— begin Provided records —

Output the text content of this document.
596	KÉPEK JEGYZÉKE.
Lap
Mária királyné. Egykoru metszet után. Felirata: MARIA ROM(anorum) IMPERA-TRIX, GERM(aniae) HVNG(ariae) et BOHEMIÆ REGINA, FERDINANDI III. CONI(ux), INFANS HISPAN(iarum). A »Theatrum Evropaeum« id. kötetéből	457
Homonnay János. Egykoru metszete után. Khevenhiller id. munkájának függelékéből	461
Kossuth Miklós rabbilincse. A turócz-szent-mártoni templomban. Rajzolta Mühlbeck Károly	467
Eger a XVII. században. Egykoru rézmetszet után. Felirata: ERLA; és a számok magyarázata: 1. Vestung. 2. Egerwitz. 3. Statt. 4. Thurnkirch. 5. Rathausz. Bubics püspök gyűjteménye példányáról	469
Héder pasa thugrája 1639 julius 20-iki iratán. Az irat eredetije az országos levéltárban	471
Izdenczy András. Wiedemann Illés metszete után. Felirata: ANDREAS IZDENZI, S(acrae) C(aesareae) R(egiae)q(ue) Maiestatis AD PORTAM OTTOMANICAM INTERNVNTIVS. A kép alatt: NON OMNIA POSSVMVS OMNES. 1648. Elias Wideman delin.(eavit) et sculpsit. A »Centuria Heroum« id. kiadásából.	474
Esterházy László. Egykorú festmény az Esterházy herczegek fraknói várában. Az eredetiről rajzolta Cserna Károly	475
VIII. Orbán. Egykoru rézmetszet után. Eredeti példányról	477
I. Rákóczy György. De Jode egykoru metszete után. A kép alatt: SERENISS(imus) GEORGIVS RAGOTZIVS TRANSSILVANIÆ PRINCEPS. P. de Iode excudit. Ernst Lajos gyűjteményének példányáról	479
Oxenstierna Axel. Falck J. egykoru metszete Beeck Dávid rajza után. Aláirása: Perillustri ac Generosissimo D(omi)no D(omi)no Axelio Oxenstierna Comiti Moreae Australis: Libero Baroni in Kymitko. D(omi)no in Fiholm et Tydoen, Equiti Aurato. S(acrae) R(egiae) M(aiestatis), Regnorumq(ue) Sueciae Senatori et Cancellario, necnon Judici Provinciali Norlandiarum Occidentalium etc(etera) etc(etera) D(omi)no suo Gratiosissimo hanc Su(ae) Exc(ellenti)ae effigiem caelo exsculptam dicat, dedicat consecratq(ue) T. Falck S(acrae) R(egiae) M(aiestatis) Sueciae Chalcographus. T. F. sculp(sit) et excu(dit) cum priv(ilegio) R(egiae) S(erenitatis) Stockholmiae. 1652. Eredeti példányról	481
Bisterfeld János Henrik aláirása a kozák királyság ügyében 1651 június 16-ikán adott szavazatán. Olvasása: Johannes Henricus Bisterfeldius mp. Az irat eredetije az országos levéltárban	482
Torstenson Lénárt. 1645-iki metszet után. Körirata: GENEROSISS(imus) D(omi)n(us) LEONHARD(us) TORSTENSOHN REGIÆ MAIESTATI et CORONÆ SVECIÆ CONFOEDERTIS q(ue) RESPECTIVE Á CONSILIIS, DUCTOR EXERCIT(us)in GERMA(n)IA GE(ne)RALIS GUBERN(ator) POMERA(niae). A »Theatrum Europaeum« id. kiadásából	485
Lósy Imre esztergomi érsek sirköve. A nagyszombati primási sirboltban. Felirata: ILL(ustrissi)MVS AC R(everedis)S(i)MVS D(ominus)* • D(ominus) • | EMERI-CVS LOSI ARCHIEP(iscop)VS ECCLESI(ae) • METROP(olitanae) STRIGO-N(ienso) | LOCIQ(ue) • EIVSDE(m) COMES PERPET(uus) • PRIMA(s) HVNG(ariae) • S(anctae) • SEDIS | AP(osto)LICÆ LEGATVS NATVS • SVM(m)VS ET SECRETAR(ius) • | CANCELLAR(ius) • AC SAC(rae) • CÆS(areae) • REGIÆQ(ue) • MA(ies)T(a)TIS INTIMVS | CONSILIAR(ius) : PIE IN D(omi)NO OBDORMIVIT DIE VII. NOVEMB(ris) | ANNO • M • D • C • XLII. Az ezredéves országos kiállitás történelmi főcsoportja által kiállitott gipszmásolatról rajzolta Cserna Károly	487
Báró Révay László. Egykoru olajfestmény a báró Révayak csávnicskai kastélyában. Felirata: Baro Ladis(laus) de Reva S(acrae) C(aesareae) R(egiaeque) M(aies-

— end Provided records —

■ Goal of the exercise: Look through the entries and find each line that has the string "példányáról". Copy those lines.

■ Written response:
Eger a XVII. században. Egykoru rézmetszet után. Felirata: ERLA; és a számok magyarázata: 1. Vestung. 2. Egerwitz. 3. Statt. 4. Thurnkirch. 5. Rathausz. Bubics püspök gyűjteménye példányáról	469
I. Rákóczy György. De Jode egykoru metszete után. A kép alatt: SERENISS(imus) GEORGIVS RAGOTZIVS TRANSSILVANIÆ PRINCEPS. P. de Iode excudit. Ernst Lajos gyűjteményének példányáról	479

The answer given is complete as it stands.